◆ DIRECTIVE
In the listing below, locate the lines that hold the string "limitation". Copy those lines.

◆ THE RECORDS
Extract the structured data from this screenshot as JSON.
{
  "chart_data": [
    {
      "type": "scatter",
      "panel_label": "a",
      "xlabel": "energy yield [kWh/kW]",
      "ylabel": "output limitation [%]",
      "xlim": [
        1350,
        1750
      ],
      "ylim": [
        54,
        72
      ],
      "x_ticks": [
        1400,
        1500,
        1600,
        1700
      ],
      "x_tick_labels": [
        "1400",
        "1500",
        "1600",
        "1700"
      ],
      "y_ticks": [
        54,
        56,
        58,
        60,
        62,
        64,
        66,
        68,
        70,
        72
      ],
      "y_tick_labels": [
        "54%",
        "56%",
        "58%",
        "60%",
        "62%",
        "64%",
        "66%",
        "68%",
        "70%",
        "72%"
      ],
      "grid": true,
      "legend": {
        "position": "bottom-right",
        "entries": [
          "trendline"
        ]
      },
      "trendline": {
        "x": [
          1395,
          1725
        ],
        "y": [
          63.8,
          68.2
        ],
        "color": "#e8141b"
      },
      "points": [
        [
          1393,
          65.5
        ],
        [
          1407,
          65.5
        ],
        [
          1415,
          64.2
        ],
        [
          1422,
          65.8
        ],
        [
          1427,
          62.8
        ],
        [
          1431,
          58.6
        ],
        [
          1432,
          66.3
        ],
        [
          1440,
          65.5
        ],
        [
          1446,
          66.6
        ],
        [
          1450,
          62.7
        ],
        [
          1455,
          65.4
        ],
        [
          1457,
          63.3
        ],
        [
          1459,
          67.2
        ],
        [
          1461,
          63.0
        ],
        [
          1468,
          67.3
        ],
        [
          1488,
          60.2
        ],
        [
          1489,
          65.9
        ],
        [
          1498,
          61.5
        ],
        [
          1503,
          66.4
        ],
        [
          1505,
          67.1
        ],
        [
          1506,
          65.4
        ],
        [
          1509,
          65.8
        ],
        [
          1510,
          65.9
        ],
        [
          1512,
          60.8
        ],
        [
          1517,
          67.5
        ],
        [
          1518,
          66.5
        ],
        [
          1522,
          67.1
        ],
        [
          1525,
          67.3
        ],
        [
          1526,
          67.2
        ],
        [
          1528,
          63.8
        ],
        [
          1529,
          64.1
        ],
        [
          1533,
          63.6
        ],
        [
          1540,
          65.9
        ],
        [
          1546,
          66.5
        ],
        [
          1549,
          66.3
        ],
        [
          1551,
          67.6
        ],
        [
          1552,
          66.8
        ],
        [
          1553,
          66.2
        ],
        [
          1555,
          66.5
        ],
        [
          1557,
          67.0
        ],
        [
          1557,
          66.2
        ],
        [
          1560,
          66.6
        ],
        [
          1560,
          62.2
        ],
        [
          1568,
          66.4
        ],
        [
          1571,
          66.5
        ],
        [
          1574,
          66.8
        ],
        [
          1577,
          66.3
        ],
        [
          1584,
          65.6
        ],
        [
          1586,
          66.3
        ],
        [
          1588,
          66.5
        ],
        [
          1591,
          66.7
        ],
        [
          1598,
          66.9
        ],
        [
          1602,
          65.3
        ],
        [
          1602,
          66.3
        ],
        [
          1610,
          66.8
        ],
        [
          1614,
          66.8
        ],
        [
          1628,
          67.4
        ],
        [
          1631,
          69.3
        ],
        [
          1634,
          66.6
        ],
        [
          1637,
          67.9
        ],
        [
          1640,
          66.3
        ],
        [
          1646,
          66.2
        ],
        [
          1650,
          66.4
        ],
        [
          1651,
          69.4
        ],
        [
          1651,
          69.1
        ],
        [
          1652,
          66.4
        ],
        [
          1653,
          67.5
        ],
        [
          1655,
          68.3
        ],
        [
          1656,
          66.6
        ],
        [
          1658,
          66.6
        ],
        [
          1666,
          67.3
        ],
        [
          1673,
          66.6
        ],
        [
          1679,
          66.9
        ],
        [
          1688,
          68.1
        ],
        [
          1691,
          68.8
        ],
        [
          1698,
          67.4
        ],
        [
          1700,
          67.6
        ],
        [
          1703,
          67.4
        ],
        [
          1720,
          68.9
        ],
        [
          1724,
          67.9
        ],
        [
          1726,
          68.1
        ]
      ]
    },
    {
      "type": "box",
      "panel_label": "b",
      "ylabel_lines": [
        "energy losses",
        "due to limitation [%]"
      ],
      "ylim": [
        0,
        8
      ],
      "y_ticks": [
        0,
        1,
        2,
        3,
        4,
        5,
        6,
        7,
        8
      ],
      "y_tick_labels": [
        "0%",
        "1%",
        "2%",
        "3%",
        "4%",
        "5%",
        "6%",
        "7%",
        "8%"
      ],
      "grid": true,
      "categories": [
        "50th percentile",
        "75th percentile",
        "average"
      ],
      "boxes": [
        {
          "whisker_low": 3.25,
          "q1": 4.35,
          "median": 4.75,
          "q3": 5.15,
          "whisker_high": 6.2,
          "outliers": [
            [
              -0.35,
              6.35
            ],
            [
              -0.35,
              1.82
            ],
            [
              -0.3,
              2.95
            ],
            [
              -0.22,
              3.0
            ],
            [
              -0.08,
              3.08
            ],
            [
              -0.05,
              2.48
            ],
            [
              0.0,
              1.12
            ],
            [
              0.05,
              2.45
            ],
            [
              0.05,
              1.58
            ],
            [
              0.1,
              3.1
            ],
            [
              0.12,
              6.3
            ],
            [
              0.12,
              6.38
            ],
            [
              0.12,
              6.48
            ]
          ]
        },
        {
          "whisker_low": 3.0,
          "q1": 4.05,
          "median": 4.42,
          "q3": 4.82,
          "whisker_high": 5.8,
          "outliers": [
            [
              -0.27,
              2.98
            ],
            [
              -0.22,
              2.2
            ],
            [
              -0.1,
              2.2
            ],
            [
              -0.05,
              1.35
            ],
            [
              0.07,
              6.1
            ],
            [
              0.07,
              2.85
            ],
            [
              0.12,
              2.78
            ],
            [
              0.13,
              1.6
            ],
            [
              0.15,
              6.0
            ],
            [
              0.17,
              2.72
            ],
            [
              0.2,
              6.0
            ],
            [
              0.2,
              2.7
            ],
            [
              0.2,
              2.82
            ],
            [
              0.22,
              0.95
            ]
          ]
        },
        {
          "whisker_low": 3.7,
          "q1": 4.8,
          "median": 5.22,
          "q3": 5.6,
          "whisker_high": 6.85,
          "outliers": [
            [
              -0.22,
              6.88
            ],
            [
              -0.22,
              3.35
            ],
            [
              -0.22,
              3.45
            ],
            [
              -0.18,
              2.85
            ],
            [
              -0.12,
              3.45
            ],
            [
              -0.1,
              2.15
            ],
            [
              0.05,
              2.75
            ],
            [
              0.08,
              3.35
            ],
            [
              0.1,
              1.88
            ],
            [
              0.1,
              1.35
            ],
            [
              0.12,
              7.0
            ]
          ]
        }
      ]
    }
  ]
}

◆ SOLUTION TO THIS TASK
      "ylabel": "output limitation [%]",
        "due to limitation [%]"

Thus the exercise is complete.